Pick out all lines of the entries that include the word "here" and copy them.

(Entries taken from a collection)

============

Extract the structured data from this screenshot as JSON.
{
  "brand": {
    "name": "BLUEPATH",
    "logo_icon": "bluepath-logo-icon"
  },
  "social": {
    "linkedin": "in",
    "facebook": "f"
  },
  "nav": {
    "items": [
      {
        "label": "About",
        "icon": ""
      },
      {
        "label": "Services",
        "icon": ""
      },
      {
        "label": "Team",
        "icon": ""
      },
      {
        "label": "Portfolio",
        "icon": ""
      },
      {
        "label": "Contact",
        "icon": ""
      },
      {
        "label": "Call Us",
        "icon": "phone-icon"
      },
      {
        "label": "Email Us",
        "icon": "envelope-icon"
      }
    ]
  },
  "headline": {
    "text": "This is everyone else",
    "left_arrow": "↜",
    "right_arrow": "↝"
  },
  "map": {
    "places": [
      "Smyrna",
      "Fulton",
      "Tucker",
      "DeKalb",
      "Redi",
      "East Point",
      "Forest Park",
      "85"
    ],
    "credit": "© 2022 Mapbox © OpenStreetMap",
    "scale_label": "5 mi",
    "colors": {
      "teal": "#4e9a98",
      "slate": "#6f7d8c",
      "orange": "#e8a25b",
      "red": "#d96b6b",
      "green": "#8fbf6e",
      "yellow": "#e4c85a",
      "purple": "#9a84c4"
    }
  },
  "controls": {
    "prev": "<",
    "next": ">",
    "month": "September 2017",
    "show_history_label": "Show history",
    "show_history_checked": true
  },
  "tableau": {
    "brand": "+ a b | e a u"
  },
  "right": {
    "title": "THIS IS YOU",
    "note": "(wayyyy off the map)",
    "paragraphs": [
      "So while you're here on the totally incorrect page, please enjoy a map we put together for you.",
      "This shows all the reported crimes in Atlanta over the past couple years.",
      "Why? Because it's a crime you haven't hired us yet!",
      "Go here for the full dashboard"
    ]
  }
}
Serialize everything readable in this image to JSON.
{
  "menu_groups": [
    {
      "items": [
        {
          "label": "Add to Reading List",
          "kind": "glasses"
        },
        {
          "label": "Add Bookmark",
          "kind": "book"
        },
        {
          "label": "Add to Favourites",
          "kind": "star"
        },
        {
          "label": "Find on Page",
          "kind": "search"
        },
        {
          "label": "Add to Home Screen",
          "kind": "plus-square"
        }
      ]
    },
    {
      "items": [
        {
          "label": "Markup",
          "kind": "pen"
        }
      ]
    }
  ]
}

============

» **Full answer**:
      "So while you're here on the totally incorrect page, please enjoy a map we put together for you.",
      "Go here for the full dashboard"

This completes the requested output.